----- MATERIAL SHOWN -----

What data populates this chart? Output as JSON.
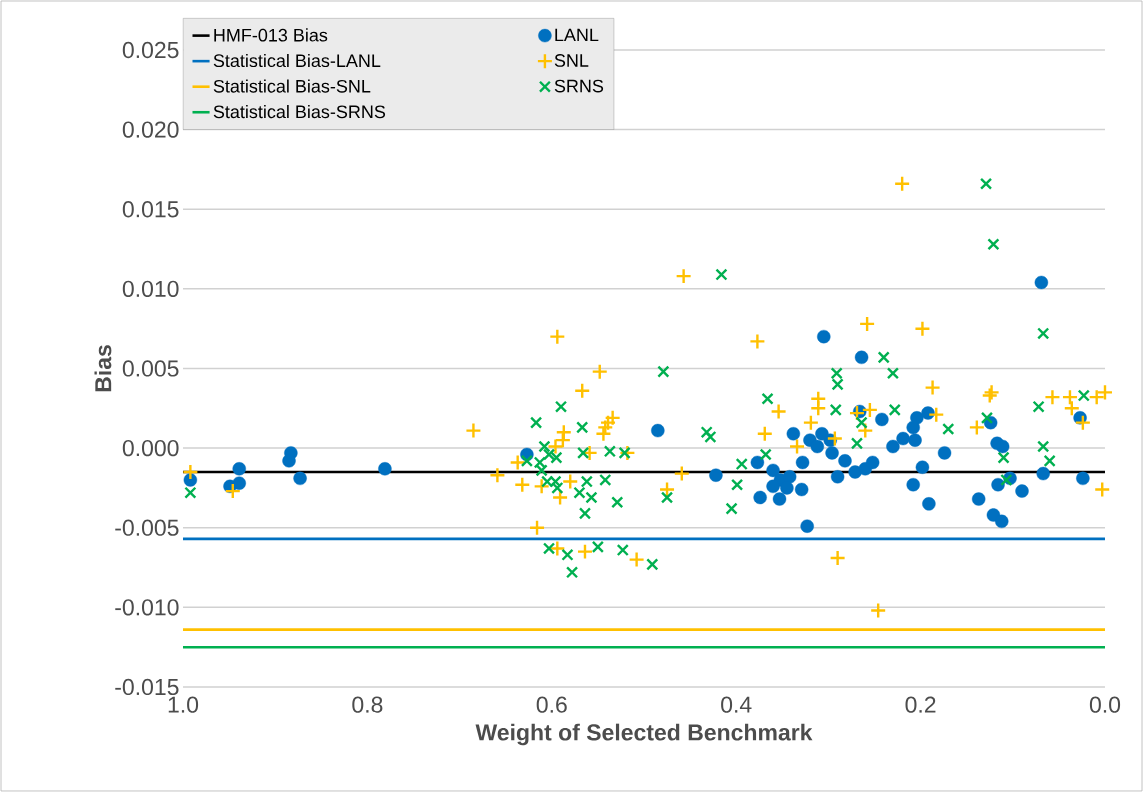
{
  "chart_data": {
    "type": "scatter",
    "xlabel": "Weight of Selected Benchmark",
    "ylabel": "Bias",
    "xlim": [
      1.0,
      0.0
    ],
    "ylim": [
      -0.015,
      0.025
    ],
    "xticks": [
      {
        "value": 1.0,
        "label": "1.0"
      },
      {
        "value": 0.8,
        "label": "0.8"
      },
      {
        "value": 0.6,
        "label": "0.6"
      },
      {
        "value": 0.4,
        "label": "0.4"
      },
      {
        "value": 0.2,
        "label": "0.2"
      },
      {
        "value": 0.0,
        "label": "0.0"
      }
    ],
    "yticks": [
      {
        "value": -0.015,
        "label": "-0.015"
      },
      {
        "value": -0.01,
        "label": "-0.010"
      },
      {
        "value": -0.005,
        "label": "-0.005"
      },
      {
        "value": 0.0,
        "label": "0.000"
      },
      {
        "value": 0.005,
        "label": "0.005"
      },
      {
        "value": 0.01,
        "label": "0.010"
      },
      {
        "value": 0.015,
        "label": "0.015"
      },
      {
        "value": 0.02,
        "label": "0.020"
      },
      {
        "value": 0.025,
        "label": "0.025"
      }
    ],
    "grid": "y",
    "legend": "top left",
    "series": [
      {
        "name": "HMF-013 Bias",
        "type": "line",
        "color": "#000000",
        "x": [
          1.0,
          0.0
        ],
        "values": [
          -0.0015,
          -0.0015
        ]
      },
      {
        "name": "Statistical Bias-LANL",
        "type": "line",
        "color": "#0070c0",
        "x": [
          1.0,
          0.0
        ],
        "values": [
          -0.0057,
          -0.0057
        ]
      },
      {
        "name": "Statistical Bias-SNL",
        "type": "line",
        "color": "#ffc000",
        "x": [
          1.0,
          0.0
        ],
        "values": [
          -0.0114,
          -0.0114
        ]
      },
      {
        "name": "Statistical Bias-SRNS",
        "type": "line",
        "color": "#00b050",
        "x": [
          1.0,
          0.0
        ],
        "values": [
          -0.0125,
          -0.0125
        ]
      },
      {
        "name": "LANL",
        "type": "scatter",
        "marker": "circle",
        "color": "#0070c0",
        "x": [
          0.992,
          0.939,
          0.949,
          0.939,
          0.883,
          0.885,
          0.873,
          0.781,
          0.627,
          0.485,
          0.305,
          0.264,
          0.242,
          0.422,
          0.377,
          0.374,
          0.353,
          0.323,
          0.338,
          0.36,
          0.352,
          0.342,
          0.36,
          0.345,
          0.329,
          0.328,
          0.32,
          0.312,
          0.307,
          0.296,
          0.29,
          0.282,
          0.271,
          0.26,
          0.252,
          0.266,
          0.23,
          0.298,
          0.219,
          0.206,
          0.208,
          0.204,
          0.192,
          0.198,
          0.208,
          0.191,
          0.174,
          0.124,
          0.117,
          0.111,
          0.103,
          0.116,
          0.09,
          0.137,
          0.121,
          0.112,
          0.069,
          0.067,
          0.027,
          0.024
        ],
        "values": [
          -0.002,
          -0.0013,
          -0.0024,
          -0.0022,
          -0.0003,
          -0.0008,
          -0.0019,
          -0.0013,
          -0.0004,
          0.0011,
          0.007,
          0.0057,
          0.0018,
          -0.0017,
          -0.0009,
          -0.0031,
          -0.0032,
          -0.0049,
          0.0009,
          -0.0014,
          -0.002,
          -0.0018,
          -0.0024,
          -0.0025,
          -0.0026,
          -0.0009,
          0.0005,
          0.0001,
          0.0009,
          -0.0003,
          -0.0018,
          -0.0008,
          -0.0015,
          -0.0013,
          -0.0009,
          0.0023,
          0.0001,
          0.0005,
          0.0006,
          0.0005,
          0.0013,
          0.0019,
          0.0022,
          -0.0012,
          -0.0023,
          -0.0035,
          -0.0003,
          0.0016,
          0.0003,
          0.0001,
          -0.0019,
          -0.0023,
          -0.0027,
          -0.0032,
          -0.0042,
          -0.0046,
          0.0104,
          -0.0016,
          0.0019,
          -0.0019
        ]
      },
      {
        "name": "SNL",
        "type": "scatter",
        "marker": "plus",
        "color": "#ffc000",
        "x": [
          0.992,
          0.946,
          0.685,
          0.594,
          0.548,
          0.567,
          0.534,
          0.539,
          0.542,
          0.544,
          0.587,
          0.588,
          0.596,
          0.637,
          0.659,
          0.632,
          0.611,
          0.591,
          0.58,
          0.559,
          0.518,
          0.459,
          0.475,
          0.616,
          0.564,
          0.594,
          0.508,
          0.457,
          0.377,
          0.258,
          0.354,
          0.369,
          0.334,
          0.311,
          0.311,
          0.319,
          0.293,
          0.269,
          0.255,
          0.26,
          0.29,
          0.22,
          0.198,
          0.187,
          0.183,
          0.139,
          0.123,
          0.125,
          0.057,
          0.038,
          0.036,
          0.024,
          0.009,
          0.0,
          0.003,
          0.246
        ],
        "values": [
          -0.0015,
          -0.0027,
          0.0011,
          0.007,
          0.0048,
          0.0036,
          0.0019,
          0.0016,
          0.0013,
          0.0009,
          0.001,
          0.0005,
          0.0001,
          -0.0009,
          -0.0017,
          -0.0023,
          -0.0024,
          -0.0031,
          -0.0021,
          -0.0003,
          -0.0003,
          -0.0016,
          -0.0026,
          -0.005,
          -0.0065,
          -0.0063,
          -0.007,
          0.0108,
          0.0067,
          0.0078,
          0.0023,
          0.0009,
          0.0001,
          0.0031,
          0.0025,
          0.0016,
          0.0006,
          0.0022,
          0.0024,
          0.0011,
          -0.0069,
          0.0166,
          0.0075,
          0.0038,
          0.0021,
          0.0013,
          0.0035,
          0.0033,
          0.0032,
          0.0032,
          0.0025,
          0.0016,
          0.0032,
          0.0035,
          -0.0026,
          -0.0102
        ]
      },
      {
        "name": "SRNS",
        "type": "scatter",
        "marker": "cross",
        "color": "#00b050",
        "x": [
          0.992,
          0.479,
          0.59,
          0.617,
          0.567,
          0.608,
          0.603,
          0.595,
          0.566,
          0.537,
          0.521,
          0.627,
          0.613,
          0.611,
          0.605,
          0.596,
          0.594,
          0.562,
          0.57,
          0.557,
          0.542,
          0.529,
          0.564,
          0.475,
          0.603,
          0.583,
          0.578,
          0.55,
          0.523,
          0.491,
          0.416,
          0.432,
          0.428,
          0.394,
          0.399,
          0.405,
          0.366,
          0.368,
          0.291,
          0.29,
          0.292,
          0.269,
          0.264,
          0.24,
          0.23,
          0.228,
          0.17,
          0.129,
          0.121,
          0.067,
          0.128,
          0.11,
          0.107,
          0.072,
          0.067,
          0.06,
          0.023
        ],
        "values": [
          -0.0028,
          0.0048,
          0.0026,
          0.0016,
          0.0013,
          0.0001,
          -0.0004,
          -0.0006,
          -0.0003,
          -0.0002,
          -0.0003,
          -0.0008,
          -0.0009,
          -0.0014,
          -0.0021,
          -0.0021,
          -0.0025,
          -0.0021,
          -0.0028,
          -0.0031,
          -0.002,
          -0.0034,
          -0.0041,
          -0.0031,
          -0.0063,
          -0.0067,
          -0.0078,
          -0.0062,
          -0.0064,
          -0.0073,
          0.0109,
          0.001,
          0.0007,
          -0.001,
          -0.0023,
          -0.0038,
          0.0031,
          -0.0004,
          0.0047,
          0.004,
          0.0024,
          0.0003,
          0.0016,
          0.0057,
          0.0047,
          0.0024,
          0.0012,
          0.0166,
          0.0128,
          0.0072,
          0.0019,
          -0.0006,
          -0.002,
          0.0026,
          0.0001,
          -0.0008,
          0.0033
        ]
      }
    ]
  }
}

-----

◆ **WHAT YOU ARE ASKED TO DO**: Every record gets retyped exactly; no picture goes into the copy.

◆ **RESPONSE**:
What data populates this chart? Output as JSON.
{
  "chart_data": {
    "type": "scatter",
    "xlabel": "Weight of Selected Benchmark",
    "ylabel": "Bias",
    "xlim": [
      1.0,
      0.0
    ],
    "ylim": [
      -0.015,
      0.025
    ],
    "xticks": [
      {
        "value": 1.0,
        "label": "1.0"
      },
      {
        "value": 0.8,
        "label": "0.8"
      },
      {
        "value": 0.6,
        "label": "0.6"
      },
      {
        "value": 0.4,
        "label": "0.4"
      },
      {
        "value": 0.2,
        "label": "0.2"
      },
      {
        "value": 0.0,
        "label": "0.0"
      }
    ],
    "yticks": [
      {
        "value": -0.015,
        "label": "-0.015"
      },
      {
        "value": -0.01,
        "label": "-0.010"
      },
      {
        "value": -0.005,
        "label": "-0.005"
      },
      {
        "value": 0.0,
        "label": "0.000"
      },
      {
        "value": 0.005,
        "label": "0.005"
      },
      {
        "value": 0.01,
        "label": "0.010"
      },
      {
        "value": 0.015,
        "label": "0.015"
      },
      {
        "value": 0.02,
        "label": "0.020"
      },
      {
        "value": 0.025,
        "label": "0.025"
      }
    ],
    "grid": "y",
    "legend": "top left",
    "series": [
      {
        "name": "HMF-013 Bias",
        "type": "line",
        "color": "#000000",
        "x": [
          1.0,
          0.0
        ],
        "values": [
          -0.0015,
          -0.0015
        ]
      },
      {
        "name": "Statistical Bias-LANL",
        "type": "line",
        "color": "#0070c0",
        "x": [
          1.0,
          0.0
        ],
        "values": [
          -0.0057,
          -0.0057
        ]
      },
      {
        "name": "Statistical Bias-SNL",
        "type": "line",
        "color": "#ffc000",
        "x": [
          1.0,
          0.0
        ],
        "values": [
          -0.0114,
          -0.0114
        ]
      },
      {
        "name": "Statistical Bias-SRNS",
        "type": "line",
        "color": "#00b050",
        "x": [
          1.0,
          0.0
        ],
        "values": [
          -0.0125,
          -0.0125
        ]
      },
      {
        "name": "LANL",
        "type": "scatter",
        "marker": "circle",
        "color": "#0070c0",
        "x": [
          0.992,
          0.939,
          0.949,
          0.939,
          0.883,
          0.885,
          0.873,
          0.781,
          0.627,
          0.485,
          0.305,
          0.264,
          0.242,
          0.422,
          0.377,
          0.374,
          0.353,
          0.323,
          0.338,
          0.36,
          0.352,
          0.342,
          0.36,
          0.345,
          0.329,
          0.328,
          0.32,
          0.312,
          0.307,
          0.296,
          0.29,
          0.282,
          0.271,
          0.26,
          0.252,
          0.266,
          0.23,
          0.298,
          0.219,
          0.206,
          0.208,
          0.204,
          0.192,
          0.198,
          0.208,
          0.191,
          0.174,
          0.124,
          0.117,
          0.111,
          0.103,
          0.116,
          0.09,
          0.137,
          0.121,
          0.112,
          0.069,
          0.067,
          0.027,
          0.024
        ],
        "values": [
          -0.002,
          -0.0013,
          -0.0024,
          -0.0022,
          -0.0003,
          -0.0008,
          -0.0019,
          -0.0013,
          -0.0004,
          0.0011,
          0.007,
          0.0057,
          0.0018,
          -0.0017,
          -0.0009,
          -0.0031,
          -0.0032,
          -0.0049,
          0.0009,
          -0.0014,
          -0.002,
          -0.0018,
          -0.0024,
          -0.0025,
          -0.0026,
          -0.0009,
          0.0005,
          0.0001,
          0.0009,
          -0.0003,
          -0.0018,
          -0.0008,
          -0.0015,
          -0.0013,
          -0.0009,
          0.0023,
          0.0001,
          0.0005,
          0.0006,
          0.0005,
          0.0013,
          0.0019,
          0.0022,
          -0.0012,
          -0.0023,
          -0.0035,
          -0.0003,
          0.0016,
          0.0003,
          0.0001,
          -0.0019,
          -0.0023,
          -0.0027,
          -0.0032,
          -0.0042,
          -0.0046,
          0.0104,
          -0.0016,
          0.0019,
          -0.0019
        ]
      },
      {
        "name": "SNL",
        "type": "scatter",
        "marker": "plus",
        "color": "#ffc000",
        "x": [
          0.992,
          0.946,
          0.685,
          0.594,
          0.548,
          0.567,
          0.534,
          0.539,
          0.542,
          0.544,
          0.587,
          0.588,
          0.596,
          0.637,
          0.659,
          0.632,
          0.611,
          0.591,
          0.58,
          0.559,
          0.518,
          0.459,
          0.475,
          0.616,
          0.564,
          0.594,
          0.508,
          0.457,
          0.377,
          0.258,
          0.354,
          0.369,
          0.334,
          0.311,
          0.311,
          0.319,
          0.293,
          0.269,
          0.255,
          0.26,
          0.29,
          0.22,
          0.198,
          0.187,
          0.183,
          0.139,
          0.123,
          0.125,
          0.057,
          0.038,
          0.036,
          0.024,
          0.009,
          0.0,
          0.003,
          0.246
        ],
        "values": [
          -0.0015,
          -0.0027,
          0.0011,
          0.007,
          0.0048,
          0.0036,
          0.0019,
          0.0016,
          0.0013,
          0.0009,
          0.001,
          0.0005,
          0.0001,
          -0.0009,
          -0.0017,
          -0.0023,
          -0.0024,
          -0.0031,
          -0.0021,
          -0.0003,
          -0.0003,
          -0.0016,
          -0.0026,
          -0.005,
          -0.0065,
          -0.0063,
          -0.007,
          0.0108,
          0.0067,
          0.0078,
          0.0023,
          0.0009,
          0.0001,
          0.0031,
          0.0025,
          0.0016,
          0.0006,
          0.0022,
          0.0024,
          0.0011,
          -0.0069,
          0.0166,
          0.0075,
          0.0038,
          0.0021,
          0.0013,
          0.0035,
          0.0033,
          0.0032,
          0.0032,
          0.0025,
          0.0016,
          0.0032,
          0.0035,
          -0.0026,
          -0.0102
        ]
      },
      {
        "name": "SRNS",
        "type": "scatter",
        "marker": "cross",
        "color": "#00b050",
        "x": [
          0.992,
          0.479,
          0.59,
          0.617,
          0.567,
          0.608,
          0.603,
          0.595,
          0.566,
          0.537,
          0.521,
          0.627,
          0.613,
          0.611,
          0.605,
          0.596,
          0.594,
          0.562,
          0.57,
          0.557,
          0.542,
          0.529,
          0.564,
          0.475,
          0.603,
          0.583,
          0.578,
          0.55,
          0.523,
          0.491,
          0.416,
          0.432,
          0.428,
          0.394,
          0.399,
          0.405,
          0.366,
          0.368,
          0.291,
          0.29,
          0.292,
          0.269,
          0.264,
          0.24,
          0.23,
          0.228,
          0.17,
          0.129,
          0.121,
          0.067,
          0.128,
          0.11,
          0.107,
          0.072,
          0.067,
          0.06,
          0.023
        ],
        "values": [
          -0.0028,
          0.0048,
          0.0026,
          0.0016,
          0.0013,
          0.0001,
          -0.0004,
          -0.0006,
          -0.0003,
          -0.0002,
          -0.0003,
          -0.0008,
          -0.0009,
          -0.0014,
          -0.0021,
          -0.0021,
          -0.0025,
          -0.0021,
          -0.0028,
          -0.0031,
          -0.002,
          -0.0034,
          -0.0041,
          -0.0031,
          -0.0063,
          -0.0067,
          -0.0078,
          -0.0062,
          -0.0064,
          -0.0073,
          0.0109,
          0.001,
          0.0007,
          -0.001,
          -0.0023,
          -0.0038,
          0.0031,
          -0.0004,
          0.0047,
          0.004,
          0.0024,
          0.0003,
          0.0016,
          0.0057,
          0.0047,
          0.0024,
          0.0012,
          0.0166,
          0.0128,
          0.0072,
          0.0019,
          -0.0006,
          -0.002,
          0.0026,
          0.0001,
          -0.0008,
          0.0033
        ]
      }
    ]
  }
}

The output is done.